**Work instructions**
Copy every record word for word.
--------------------------------------------------
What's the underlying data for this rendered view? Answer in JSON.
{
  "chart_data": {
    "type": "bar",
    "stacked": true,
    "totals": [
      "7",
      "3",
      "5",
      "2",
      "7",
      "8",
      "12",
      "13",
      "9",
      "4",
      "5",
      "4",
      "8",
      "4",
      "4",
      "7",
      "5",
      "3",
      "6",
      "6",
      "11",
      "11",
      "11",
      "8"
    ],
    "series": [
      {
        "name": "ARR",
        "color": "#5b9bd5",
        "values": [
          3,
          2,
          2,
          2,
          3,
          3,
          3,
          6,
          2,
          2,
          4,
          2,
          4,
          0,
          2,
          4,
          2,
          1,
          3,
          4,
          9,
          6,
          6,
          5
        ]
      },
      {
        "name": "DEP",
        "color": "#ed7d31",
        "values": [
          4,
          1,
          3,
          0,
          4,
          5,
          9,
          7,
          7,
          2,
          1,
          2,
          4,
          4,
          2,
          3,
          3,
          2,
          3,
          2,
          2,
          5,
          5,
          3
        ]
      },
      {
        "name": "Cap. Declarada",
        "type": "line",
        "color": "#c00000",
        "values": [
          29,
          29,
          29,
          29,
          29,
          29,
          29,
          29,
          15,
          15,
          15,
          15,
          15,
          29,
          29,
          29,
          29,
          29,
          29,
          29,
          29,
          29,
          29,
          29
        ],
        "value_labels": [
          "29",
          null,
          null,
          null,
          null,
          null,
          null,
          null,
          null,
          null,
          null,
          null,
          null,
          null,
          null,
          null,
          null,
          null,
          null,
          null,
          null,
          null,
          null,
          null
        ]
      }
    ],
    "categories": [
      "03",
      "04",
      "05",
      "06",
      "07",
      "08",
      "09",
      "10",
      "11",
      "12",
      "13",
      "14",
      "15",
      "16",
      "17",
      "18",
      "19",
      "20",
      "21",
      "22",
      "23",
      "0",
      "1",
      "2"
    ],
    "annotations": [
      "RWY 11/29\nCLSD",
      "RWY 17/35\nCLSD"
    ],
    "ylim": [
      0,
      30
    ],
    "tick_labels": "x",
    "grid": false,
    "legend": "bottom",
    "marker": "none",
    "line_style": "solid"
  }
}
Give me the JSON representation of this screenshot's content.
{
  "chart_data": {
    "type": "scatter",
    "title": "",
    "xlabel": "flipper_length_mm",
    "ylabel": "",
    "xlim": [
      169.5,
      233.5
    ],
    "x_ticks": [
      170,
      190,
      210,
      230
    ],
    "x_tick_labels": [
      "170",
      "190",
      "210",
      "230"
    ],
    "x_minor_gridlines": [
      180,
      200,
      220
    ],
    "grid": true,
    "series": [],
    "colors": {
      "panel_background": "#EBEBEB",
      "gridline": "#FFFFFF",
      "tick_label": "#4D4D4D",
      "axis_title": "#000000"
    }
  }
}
--------------------------------------------------
**Output**
What's the underlying data for this rendered view? Answer in JSON.
{
  "chart_data": {
    "type": "bar",
    "stacked": true,
    "totals": [
      "7",
      "3",
      "5",
      "2",
      "7",
      "8",
      "12",
      "13",
      "9",
      "4",
      "5",
      "4",
      "8",
      "4",
      "4",
      "7",
      "5",
      "3",
      "6",
      "6",
      "11",
      "11",
      "11",
      "8"
    ],
    "series": [
      {
        "name": "ARR",
        "color": "#5b9bd5",
        "values": [
          3,
          2,
          2,
          2,
          3,
          3,
          3,
          6,
          2,
          2,
          4,
          2,
          4,
          0,
          2,
          4,
          2,
          1,
          3,
          4,
          9,
          6,
          6,
          5
        ]
      },
      {
        "name": "DEP",
        "color": "#ed7d31",
        "values": [
          4,
          1,
          3,
          0,
          4,
          5,
          9,
          7,
          7,
          2,
          1,
          2,
          4,
          4,
          2,
          3,
          3,
          2,
          3,
          2,
          2,
          5,
          5,
          3
        ]
      },
      {
        "name": "Cap. Declarada",
        "type": "line",
        "color": "#c00000",
        "values": [
          29,
          29,
          29,
          29,
          29,
          29,
          29,
          29,
          15,
          15,
          15,
          15,
          15,
          29,
          29,
          29,
          29,
          29,
          29,
          29,
          29,
          29,
          29,
          29
        ],
        "value_labels": [
          "29",
          null,
          null,
          null,
          null,
          null,
          null,
          null,
          null,
          null,
          null,
          null,
          null,
          null,
          null,
          null,
          null,
          null,
          null,
          null,
          null,
          null,
          null,
          null
        ]
      }
    ],
    "categories": [
      "03",
      "04",
      "05",
      "06",
      "07",
      "08",
      "09",
      "10",
      "11",
      "12",
      "13",
      "14",
      "15",
      "16",
      "17",
      "18",
      "19",
      "20",
      "21",
      "22",
      "23",
      "0",
      "1",
      "2"
    ],
    "annotations": [
      "RWY 11/29\nCLSD",
      "RWY 17/35\nCLSD"
    ],
    "ylim": [
      0,
      30
    ],
    "tick_labels": "x",
    "grid": false,
    "legend": "bottom",
    "marker": "none",
    "line_style": "solid"
  }
}
Give me the JSON representation of this screenshot's content.
{
  "chart_data": {
    "type": "scatter",
    "title": "",
    "xlabel": "flipper_length_mm",
    "ylabel": "",
    "xlim": [
      169.5,
      233.5
    ],
    "x_ticks": [
      170,
      190,
      210,
      230
    ],
    "x_tick_labels": [
      "170",
      "190",
      "210",
      "230"
    ],
    "x_minor_gridlines": [
      180,
      200,
      220
    ],
    "grid": true,
    "series": [],
    "colors": {
      "panel_background": "#EBEBEB",
      "gridline": "#FFFFFF",
      "tick_label": "#4D4D4D",
      "axis_title": "#000000"
    }
  }
}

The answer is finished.